◆ Short problem
Search the data below for the string "this". Extract every line that contains it.

◆ Dataset excerpts
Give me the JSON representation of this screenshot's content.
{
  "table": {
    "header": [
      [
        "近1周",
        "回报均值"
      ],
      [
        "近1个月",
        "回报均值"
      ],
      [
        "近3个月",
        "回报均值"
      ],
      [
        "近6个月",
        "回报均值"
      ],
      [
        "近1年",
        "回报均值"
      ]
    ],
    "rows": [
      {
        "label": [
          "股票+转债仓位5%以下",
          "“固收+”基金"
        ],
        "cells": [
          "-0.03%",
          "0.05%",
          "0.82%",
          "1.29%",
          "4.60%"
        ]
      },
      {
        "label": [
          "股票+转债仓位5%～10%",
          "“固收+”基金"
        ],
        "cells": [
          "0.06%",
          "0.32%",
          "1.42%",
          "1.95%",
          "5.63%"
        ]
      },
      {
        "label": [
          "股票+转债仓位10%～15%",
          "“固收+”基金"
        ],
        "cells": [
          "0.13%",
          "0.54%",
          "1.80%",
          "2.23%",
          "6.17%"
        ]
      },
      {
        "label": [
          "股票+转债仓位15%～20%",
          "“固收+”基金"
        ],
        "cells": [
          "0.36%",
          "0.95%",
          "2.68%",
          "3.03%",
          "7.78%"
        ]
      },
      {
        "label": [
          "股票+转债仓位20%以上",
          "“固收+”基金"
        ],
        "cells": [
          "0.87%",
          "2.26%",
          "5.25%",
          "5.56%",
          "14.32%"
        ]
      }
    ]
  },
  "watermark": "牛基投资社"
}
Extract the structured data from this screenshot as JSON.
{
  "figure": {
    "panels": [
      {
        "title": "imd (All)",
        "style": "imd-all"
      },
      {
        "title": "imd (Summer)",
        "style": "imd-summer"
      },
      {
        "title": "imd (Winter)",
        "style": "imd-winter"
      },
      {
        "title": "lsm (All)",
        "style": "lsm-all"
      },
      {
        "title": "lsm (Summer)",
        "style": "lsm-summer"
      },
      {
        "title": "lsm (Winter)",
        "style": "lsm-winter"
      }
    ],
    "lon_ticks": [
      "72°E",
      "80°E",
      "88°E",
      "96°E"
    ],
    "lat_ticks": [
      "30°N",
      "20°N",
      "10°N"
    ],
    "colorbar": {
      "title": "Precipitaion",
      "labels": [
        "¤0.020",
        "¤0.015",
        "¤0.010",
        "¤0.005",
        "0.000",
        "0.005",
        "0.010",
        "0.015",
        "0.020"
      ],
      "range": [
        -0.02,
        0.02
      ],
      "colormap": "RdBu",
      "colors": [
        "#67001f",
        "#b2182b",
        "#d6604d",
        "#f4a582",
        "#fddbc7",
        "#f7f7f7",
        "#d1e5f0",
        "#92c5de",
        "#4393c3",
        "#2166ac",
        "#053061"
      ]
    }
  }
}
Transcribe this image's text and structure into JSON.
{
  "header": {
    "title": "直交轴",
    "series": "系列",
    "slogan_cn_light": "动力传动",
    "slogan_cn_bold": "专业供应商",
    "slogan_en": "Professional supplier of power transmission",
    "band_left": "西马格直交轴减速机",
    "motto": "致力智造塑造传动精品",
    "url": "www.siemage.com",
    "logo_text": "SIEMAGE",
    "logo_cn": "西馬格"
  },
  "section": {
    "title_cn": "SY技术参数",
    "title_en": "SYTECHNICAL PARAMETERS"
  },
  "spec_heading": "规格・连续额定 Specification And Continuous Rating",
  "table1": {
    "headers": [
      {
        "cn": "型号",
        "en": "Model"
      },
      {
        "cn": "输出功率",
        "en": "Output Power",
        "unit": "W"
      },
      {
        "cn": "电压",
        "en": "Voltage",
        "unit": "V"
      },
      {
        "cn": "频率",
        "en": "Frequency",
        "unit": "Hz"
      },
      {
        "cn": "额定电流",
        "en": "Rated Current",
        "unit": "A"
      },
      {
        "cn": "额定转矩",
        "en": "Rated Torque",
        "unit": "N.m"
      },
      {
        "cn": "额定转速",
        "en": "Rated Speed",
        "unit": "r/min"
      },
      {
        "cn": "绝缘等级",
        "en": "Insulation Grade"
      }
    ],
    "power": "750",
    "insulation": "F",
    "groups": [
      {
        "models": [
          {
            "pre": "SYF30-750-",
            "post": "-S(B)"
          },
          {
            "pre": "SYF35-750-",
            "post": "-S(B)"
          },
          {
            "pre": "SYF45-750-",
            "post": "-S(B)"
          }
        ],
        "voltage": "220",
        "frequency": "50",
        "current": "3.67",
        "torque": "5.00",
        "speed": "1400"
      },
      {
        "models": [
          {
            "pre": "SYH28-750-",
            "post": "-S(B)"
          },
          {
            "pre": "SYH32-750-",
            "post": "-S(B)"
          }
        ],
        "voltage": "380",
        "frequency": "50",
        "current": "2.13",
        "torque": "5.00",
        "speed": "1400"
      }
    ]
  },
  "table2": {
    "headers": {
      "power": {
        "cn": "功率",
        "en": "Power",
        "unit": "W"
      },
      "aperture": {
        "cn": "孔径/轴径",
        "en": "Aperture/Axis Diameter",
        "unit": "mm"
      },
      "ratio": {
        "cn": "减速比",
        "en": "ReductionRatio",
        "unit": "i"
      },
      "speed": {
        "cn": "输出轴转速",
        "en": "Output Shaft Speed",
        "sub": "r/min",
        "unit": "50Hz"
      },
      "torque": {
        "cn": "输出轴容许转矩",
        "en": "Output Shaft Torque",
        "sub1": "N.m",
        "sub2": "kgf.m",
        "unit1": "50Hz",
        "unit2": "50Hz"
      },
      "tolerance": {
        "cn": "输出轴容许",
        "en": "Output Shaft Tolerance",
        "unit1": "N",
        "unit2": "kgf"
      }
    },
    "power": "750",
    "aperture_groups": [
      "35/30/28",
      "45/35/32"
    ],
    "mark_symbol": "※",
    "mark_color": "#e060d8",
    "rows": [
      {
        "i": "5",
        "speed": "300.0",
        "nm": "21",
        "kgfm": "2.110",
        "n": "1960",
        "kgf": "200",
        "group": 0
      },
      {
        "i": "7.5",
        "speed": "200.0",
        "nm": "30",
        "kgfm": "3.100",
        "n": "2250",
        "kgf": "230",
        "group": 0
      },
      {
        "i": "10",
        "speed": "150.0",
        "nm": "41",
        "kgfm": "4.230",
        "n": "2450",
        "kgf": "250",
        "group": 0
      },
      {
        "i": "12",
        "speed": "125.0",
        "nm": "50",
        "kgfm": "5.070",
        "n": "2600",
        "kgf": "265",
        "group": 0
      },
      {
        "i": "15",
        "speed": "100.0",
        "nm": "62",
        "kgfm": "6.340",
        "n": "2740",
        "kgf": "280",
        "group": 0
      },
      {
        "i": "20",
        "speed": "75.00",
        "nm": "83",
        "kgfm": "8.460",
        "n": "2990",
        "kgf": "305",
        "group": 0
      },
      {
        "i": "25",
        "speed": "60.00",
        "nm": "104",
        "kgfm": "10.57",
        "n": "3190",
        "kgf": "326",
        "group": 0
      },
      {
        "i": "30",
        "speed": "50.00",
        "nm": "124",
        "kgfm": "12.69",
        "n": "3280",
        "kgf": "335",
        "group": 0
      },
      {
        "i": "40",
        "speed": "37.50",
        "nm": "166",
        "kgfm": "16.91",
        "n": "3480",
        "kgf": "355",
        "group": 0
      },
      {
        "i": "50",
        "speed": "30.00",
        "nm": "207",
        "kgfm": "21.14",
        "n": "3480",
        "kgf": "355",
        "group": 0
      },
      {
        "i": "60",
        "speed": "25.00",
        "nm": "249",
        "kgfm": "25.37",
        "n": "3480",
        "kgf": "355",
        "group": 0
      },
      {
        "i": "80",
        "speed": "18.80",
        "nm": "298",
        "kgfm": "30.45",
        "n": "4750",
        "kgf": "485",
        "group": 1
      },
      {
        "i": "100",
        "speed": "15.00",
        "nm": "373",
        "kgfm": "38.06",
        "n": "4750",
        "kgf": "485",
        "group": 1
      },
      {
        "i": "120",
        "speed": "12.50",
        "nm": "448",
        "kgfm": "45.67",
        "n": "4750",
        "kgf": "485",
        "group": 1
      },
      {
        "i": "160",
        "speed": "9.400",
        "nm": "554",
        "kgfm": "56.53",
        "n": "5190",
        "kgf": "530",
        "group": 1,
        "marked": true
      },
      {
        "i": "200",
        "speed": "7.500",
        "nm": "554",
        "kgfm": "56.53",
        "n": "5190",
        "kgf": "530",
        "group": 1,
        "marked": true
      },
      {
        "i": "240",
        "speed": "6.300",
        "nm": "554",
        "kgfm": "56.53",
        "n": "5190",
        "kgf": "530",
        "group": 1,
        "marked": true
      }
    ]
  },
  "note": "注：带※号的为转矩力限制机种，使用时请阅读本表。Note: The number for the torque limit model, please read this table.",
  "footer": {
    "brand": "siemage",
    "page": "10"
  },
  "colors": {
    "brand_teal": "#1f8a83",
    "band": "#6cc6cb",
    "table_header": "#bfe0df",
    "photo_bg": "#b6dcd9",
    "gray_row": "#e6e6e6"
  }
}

◆ The completed task
Give me the JSON representation of this screenshot's content.
Extract the structured data from this screenshot as JSON.
Transcribe this image's text and structure into JSON.
  "note": "注：带※号的为转矩力限制机种，使用时请阅读本表。Note: The number for the torque limit model, please read this table.",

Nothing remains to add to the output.